Exercise A:
In the article on ICE, what was the dollar amount of the Koch Foods settlement?
Exercise B:
Retype the passage of the ICE article starting with "Last week, ICE" and going on through "by their supervisors.".

Excerpt to read:
* * * * * * *
ICE: The Bosses’ Weapon of Choice

ICE isn't just a racist agency — it's a brutal instrument of class domination that helps bosses exploit their immigrant workers with impunity.

Protesters march to offices of the US Immigration and Customs Enforcement (ICE) on July 13, 2019 in Chicago, Illinois. (Nuccio DiNuzzo / Getty Images)

Last week, ICE (Immigration and Customs Enforcement) raided seven different Mississippi Koch Foods poultry plants, detaining nearly seven hundred people in its biggest roundup in over a decade.

The brutality on display was striking: undocumented workers ripped from their families, their children and dependents treated with an utter lack of compassion. It was par for the course for an agency that sees due process as an afterthought and instilling fear as its animating mission. As many others have put it, “the cruelty is the point.”

But this particular raid wasn’t just (cruel) business as usual for ICE. It came on the heels of a $3.75 million settlement from Koch Foods for claims of racial discrimination, national origin discrimination, and sexual harassment of Mississippi plant workers by their supervisors.
* * * * * * *
Listed entries:

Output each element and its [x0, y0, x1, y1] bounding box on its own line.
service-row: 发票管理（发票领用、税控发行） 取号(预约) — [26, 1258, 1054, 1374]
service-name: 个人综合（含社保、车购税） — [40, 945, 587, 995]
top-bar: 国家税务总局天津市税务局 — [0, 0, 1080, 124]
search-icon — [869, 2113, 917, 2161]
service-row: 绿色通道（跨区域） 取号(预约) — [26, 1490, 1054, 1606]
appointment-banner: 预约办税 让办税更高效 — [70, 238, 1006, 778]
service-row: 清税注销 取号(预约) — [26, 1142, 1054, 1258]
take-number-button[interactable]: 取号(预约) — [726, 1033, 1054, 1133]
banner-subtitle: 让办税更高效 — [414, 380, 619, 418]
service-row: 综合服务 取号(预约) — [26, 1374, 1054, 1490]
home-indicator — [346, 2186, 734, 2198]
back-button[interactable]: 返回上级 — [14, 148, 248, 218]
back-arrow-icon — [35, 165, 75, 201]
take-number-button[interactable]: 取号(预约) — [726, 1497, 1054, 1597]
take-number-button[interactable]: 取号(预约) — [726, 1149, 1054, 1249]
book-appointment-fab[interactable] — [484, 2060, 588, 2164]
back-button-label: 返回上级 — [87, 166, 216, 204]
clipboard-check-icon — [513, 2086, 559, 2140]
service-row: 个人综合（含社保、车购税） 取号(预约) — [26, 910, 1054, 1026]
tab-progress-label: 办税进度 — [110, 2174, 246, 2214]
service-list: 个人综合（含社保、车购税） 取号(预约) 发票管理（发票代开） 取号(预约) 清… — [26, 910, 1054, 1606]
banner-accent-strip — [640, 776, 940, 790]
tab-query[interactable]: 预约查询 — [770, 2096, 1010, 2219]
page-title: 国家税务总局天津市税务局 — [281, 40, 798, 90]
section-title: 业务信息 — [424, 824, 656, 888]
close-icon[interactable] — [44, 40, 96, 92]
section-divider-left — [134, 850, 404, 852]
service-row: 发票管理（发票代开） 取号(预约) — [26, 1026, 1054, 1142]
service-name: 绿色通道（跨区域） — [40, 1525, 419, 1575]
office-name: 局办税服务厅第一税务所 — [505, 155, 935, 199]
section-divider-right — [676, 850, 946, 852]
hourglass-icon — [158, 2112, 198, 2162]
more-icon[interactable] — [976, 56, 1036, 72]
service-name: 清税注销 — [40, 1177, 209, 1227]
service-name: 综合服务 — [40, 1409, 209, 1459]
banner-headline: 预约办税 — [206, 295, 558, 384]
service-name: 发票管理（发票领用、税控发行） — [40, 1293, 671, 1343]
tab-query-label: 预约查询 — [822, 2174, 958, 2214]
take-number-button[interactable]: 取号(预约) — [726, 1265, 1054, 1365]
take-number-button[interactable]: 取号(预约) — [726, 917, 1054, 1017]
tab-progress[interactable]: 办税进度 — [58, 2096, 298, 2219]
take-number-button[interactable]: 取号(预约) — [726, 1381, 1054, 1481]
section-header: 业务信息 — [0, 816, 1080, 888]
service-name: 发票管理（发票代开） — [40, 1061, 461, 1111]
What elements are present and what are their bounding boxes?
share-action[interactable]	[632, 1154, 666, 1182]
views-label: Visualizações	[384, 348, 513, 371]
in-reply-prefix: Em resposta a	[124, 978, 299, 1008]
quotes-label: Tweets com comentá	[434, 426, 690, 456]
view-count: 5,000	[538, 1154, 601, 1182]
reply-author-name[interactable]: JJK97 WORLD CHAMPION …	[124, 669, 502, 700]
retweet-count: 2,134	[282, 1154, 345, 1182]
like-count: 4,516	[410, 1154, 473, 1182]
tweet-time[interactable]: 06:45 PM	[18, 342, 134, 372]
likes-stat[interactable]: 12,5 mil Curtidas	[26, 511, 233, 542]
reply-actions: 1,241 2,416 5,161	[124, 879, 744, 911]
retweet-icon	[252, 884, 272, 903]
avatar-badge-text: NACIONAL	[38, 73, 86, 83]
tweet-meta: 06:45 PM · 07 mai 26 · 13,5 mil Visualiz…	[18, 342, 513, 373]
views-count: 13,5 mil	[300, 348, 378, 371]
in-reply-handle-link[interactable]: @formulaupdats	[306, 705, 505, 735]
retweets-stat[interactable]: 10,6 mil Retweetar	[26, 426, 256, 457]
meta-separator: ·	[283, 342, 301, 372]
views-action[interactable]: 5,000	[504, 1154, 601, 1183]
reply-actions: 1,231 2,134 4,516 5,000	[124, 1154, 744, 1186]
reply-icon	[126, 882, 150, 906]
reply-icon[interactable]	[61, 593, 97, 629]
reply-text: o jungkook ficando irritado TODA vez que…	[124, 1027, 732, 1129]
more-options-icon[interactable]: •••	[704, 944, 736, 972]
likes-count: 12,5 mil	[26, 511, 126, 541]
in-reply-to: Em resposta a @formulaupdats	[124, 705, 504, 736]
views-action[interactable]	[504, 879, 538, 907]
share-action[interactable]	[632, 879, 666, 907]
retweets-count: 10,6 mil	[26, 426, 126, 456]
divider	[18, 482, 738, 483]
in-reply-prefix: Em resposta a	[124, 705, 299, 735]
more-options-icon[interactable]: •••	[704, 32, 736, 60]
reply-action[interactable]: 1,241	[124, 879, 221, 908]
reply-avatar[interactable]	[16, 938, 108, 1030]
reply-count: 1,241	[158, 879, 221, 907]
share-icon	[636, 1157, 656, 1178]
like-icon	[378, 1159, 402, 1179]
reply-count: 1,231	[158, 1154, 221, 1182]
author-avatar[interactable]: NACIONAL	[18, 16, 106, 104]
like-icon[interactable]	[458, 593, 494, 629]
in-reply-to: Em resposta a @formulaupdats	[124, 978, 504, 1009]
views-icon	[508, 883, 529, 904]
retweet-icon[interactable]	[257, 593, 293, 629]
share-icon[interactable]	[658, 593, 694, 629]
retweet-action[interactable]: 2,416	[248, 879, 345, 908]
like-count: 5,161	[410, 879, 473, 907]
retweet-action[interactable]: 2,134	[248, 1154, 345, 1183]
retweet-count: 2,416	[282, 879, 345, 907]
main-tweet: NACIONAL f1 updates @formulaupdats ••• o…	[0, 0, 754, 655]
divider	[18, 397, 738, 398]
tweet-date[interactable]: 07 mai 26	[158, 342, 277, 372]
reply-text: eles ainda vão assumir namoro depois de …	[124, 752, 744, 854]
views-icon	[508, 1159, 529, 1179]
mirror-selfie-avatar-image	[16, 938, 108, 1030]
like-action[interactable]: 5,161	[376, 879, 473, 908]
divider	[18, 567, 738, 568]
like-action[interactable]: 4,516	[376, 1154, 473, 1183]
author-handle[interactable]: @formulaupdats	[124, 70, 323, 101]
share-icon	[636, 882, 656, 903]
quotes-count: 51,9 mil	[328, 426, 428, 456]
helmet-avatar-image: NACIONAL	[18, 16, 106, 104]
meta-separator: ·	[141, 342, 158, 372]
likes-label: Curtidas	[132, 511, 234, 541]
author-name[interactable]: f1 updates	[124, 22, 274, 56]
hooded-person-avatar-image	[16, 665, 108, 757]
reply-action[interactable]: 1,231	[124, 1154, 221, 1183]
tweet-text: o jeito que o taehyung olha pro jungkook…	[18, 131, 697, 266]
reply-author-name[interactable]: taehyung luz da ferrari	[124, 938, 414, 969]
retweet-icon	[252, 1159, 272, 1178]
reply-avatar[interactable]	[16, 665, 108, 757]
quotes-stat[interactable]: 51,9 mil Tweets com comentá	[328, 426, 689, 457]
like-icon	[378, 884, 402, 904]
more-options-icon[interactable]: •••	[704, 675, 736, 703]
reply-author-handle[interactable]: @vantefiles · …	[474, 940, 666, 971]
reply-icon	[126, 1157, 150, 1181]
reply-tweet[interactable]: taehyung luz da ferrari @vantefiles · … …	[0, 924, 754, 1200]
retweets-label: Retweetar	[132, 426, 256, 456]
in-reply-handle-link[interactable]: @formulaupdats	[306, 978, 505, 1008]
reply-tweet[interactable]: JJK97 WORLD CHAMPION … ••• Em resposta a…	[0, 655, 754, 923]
* * * * * * *
Full solution A:
$3.75 million

Full solution B:
Last week, ICE (Immigration and Customs Enforcement) raided seven different Mississippi Koch Foods poultry plants, detaining nearly seven hundred people in its biggest roundup in over a decade.

The brutality on display was striking: undocumented workers ripped from their families, their children and dependents treated with an utter lack of compassion. It was par for the course for an agency that sees due process as an afterthought and instilling fear as its animating mission. As many others have put it, “the cruelty is the point.”

But this particular raid wasn’t just (cruel) business as usual for ICE. It came on the heels of a $3.75 million settlement from Koch Foods for claims of racial discrimination, national origin discrimination, and sexual harassment of Mississippi plant workers by their supervisors.